▶ _GOAL_:
Could every line of the data be printed exactly as it reads?

Dataset rows:

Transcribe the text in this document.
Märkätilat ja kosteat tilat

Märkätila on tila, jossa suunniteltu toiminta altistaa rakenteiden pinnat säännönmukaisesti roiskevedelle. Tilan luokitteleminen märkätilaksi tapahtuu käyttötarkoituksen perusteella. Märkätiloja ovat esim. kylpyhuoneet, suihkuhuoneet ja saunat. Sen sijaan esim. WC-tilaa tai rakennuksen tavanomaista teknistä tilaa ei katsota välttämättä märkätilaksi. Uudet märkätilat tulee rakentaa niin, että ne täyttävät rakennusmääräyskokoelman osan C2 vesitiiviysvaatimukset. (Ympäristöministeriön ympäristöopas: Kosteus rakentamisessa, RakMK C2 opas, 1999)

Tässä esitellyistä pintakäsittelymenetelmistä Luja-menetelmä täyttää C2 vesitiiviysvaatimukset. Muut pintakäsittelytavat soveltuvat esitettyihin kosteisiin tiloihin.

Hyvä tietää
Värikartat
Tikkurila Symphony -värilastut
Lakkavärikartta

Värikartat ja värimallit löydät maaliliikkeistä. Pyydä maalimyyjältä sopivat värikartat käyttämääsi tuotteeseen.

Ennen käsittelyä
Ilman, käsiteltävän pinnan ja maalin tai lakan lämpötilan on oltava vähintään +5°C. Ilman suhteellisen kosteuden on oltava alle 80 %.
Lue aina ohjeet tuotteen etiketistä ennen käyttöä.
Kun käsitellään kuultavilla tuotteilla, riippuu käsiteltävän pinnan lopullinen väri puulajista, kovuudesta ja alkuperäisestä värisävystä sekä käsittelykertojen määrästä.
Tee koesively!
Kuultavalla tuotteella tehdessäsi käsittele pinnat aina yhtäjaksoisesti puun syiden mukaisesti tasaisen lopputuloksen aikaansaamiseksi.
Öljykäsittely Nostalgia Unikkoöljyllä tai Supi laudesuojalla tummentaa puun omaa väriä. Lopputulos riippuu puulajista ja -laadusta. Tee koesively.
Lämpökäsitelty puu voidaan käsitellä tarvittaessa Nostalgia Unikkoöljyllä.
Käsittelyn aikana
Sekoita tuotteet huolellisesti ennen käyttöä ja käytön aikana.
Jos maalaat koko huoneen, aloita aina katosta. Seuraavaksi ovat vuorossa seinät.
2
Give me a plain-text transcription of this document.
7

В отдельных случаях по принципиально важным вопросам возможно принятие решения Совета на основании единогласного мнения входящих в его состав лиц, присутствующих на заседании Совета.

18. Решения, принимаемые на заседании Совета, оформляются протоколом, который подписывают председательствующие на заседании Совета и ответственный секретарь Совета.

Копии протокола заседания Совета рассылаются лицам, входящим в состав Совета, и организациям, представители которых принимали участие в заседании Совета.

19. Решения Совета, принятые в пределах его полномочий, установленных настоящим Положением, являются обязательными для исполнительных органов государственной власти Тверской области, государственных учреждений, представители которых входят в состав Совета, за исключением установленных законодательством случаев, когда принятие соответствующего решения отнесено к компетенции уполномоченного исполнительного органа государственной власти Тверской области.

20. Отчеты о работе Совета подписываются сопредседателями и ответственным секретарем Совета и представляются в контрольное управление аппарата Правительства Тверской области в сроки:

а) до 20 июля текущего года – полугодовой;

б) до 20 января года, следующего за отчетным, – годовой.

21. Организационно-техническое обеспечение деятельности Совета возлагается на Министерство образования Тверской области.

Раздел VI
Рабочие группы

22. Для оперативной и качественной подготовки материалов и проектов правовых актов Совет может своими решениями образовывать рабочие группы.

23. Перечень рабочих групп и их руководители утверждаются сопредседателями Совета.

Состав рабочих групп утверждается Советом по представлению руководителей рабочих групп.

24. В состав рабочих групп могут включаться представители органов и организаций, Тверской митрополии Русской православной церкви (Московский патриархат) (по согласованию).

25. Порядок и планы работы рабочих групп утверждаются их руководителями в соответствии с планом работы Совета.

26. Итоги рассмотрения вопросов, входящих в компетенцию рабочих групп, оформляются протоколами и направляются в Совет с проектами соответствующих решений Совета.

▶ _RESULT FOR THIS TASK_:
Transcribe the text in this document.
Märkätilat ja kosteat tilat

Märkätila on tila, jossa suunniteltu toiminta altistaa rakenteiden pinnat säännönmukaisesti roiskevedelle. Tilan luokitteleminen märkätilaksi tapahtuu käyttötarkoituksen perusteella. Märkätiloja ovat esim. kylpyhuoneet, suihkuhuoneet ja saunat. Sen sijaan esim. WC-tilaa tai rakennuksen tavanomaista teknistä tilaa ei katsota välttämättä märkätilaksi. Uudet märkätilat tulee rakentaa niin, että ne täyttävät rakennusmääräyskokoelman osan C2 vesitiiviysvaatimukset. (Ympäristöministeriön ympäristöopas: Kosteus rakentamisessa, RakMK C2 opas, 1999)

Tässä esitellyistä pintakäsittelymenetelmistä Luja-menetelmä täyttää C2 vesitiiviysvaatimukset. Muut pintakäsittelytavat soveltuvat esitettyihin kosteisiin tiloihin.

Hyvä tietää
Värikartat
Tikkurila Symphony -värilastut
Lakkavärikartta

Värikartat ja värimallit löydät maaliliikkeistä. Pyydä maalimyyjältä sopivat värikartat käyttämääsi tuotteeseen.

Ennen käsittelyä
Ilman, käsiteltävän pinnan ja maalin tai lakan lämpötilan on oltava vähintään +5°C. Ilman suhteellisen kosteuden on oltava alle 80 %.
Lue aina ohjeet tuotteen etiketistä ennen käyttöä.
Kun käsitellään kuultavilla tuotteilla, riippuu käsiteltävän pinnan lopullinen väri puulajista, kovuudesta ja alkuperäisestä värisävystä sekä käsittelykertojen määrästä.
Tee koesively!
Kuultavalla tuotteella tehdessäsi käsittele pinnat aina yhtäjaksoisesti puun syiden mukaisesti tasaisen lopputuloksen aikaansaamiseksi.
Öljykäsittely Nostalgia Unikkoöljyllä tai Supi laudesuojalla tummentaa puun omaa väriä. Lopputulos riippuu puulajista ja -laadusta. Tee koesively.
Lämpökäsitelty puu voidaan käsitellä tarvittaessa Nostalgia Unikkoöljyllä.
Käsittelyn aikana
Sekoita tuotteet huolellisesti ennen käyttöä ja käytön aikana.
Jos maalaat koko huoneen, aloita aina katosta. Seuraavaksi ovat vuorossa seinät.
2
Give me a plain-text transcription of this document.
7

В отдельных случаях по принципиально важным вопросам возможно принятие решения Совета на основании единогласного мнения входящих в его состав лиц, присутствующих на заседании Совета.

18. Решения, принимаемые на заседании Совета, оформляются протоколом, который подписывают председательствующие на заседании Совета и ответственный секретарь Совета.

Копии протокола заседания Совета рассылаются лицам, входящим в состав Совета, и организациям, представители которых принимали участие в заседании Совета.

19. Решения Совета, принятые в пределах его полномочий, установленных настоящим Положением, являются обязательными для исполнительных органов государственной власти Тверской области, государственных учреждений, представители которых входят в состав Совета, за исключением установленных законодательством случаев, когда принятие соответствующего решения отнесено к компетенции уполномоченного исполнительного органа государственной власти Тверской области.

20. Отчеты о работе Совета подписываются сопредседателями и ответственным секретарем Совета и представляются в контрольное управление аппарата Правительства Тверской области в сроки:

а) до 20 июля текущего года – полугодовой;

б) до 20 января года, следующего за отчетным, – годовой.

21. Организационно-техническое обеспечение деятельности Совета возлагается на Министерство образования Тверской области.

Раздел VI
Рабочие группы

22. Для оперативной и качественной подготовки материалов и проектов правовых актов Совет может своими решениями образовывать рабочие группы.

23. Перечень рабочих групп и их руководители утверждаются сопредседателями Совета.

Состав рабочих групп утверждается Советом по представлению руководителей рабочих групп.

24. В состав рабочих групп могут включаться представители органов и организаций, Тверской митрополии Русской православной церкви (Московский патриархат) (по согласованию).

25. Порядок и планы работы рабочих групп утверждаются их руководителями в соответствии с планом работы Совета.

26. Итоги рассмотрения вопросов, входящих в компетенцию рабочих групп, оформляются протоколами и направляются в Совет с проектами соответствующих решений Совета.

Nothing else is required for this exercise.